### What is asked
Identify and pull out each line of the entries in which "name" occurs.

### Provided data
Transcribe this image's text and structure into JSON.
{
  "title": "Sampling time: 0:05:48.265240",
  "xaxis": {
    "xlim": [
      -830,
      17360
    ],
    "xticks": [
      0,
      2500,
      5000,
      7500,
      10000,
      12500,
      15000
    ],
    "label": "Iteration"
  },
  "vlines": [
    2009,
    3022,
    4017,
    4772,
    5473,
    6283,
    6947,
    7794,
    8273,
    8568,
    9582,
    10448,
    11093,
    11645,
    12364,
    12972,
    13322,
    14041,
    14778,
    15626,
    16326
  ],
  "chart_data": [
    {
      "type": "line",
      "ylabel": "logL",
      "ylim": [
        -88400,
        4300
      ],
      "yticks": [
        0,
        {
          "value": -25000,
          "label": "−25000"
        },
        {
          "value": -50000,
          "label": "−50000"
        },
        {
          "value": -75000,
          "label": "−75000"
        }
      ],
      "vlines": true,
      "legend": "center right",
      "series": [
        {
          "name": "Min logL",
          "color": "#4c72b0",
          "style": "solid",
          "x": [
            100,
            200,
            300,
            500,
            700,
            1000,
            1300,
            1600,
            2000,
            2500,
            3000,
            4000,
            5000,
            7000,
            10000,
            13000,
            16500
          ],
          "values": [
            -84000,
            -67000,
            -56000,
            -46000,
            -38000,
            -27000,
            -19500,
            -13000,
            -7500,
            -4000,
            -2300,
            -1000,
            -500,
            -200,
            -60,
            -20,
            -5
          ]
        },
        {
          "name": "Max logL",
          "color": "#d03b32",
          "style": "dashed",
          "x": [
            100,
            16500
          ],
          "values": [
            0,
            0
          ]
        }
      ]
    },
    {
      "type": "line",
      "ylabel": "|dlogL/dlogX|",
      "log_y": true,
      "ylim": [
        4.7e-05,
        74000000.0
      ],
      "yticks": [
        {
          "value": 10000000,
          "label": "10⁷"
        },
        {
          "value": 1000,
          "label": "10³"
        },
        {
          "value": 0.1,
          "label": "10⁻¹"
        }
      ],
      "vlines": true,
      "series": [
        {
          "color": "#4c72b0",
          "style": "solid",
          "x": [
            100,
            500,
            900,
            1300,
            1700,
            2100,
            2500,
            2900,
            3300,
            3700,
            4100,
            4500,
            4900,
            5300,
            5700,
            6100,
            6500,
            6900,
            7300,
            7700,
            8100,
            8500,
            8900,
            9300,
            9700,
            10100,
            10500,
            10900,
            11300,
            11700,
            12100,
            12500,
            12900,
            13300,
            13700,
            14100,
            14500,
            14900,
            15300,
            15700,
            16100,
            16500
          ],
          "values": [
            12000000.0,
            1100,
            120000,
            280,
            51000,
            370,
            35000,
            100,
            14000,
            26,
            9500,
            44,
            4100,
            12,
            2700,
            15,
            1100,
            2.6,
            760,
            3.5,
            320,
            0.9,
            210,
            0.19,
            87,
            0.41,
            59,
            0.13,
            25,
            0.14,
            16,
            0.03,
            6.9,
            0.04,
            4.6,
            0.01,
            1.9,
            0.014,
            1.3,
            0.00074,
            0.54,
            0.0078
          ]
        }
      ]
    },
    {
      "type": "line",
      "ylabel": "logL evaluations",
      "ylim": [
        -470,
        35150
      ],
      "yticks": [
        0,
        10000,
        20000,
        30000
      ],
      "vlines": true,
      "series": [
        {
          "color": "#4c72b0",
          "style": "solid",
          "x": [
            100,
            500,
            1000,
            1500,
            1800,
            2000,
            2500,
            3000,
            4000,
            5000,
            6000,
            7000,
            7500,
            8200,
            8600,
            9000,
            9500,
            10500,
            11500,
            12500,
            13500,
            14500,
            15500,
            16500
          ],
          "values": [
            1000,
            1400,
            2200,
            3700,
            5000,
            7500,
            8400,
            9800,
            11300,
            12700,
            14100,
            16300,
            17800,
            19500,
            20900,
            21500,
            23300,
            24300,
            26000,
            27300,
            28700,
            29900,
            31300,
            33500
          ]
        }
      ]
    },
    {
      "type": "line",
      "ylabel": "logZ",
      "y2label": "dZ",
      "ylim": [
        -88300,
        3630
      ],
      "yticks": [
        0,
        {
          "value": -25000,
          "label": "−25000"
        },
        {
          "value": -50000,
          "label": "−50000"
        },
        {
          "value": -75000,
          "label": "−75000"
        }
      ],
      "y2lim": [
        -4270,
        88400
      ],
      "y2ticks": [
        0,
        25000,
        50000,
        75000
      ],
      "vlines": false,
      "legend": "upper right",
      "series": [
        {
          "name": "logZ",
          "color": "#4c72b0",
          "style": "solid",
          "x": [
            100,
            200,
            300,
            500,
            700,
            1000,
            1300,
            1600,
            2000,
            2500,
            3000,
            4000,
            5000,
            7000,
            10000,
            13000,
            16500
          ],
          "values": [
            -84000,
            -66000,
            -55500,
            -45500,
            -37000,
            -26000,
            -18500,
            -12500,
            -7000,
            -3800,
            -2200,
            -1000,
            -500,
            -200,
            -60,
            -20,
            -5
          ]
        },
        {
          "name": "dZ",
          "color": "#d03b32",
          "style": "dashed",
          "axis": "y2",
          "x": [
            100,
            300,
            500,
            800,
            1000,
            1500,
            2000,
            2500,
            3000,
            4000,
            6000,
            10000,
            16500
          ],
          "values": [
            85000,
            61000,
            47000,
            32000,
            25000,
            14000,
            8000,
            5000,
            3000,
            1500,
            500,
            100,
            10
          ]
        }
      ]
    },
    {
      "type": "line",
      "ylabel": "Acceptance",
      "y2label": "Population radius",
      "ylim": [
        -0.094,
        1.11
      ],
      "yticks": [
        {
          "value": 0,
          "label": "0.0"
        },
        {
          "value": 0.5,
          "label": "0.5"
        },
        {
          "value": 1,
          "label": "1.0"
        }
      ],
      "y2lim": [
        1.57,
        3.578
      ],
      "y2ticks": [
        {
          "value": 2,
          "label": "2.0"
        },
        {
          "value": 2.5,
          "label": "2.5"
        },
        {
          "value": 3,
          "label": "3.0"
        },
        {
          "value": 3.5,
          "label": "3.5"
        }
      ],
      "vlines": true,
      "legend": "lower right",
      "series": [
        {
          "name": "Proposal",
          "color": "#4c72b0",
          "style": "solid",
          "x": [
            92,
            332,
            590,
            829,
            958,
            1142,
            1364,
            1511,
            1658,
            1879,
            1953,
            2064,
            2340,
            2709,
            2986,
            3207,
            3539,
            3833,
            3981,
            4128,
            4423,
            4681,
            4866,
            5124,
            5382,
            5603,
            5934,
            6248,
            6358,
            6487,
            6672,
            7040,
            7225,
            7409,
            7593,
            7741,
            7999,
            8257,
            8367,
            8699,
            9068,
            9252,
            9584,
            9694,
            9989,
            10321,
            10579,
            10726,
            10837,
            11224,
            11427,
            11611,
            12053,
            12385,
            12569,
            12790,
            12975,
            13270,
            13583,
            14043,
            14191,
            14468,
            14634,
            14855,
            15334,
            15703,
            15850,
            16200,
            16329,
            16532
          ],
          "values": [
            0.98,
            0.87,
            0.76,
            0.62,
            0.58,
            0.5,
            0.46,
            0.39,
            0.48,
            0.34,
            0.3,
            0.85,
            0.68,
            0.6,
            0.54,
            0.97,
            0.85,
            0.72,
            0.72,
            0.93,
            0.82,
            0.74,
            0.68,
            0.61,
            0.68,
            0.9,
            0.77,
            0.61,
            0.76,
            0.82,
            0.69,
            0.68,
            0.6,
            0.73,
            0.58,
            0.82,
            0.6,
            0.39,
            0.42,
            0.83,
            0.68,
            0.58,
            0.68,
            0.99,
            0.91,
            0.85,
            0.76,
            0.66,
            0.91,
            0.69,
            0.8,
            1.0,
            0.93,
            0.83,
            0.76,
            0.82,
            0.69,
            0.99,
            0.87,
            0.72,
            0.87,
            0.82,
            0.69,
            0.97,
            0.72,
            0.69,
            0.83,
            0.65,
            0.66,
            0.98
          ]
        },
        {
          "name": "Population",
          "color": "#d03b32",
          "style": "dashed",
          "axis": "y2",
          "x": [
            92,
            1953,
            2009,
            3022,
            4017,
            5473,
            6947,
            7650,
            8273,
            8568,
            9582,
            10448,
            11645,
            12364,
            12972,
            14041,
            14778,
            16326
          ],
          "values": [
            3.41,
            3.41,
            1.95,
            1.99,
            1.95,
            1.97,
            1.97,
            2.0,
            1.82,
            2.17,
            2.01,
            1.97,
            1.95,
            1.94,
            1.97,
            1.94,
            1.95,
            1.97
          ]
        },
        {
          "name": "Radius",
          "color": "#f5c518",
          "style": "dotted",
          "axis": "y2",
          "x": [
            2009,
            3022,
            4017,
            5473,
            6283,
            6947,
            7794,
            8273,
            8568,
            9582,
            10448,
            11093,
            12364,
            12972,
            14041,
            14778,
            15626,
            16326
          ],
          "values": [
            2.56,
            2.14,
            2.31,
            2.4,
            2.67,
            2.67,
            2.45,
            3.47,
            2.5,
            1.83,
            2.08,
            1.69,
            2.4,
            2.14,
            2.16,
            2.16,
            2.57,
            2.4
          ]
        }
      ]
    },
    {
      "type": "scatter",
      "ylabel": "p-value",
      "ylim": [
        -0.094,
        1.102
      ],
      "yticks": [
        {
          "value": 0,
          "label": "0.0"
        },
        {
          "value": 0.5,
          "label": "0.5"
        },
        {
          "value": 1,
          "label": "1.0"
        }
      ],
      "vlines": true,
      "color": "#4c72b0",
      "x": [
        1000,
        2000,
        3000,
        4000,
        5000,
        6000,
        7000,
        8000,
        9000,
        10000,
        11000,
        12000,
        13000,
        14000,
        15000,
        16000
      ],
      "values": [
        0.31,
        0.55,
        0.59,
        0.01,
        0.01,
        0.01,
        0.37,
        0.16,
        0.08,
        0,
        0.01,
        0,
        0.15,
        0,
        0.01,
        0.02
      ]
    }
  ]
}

### Exercise response
          "name": "Min logL",
          "name": "Max logL",
          "name": "logZ",
          "name": "dZ",
          "name": "Proposal",
          "name": "Population",
          "name": "Radius",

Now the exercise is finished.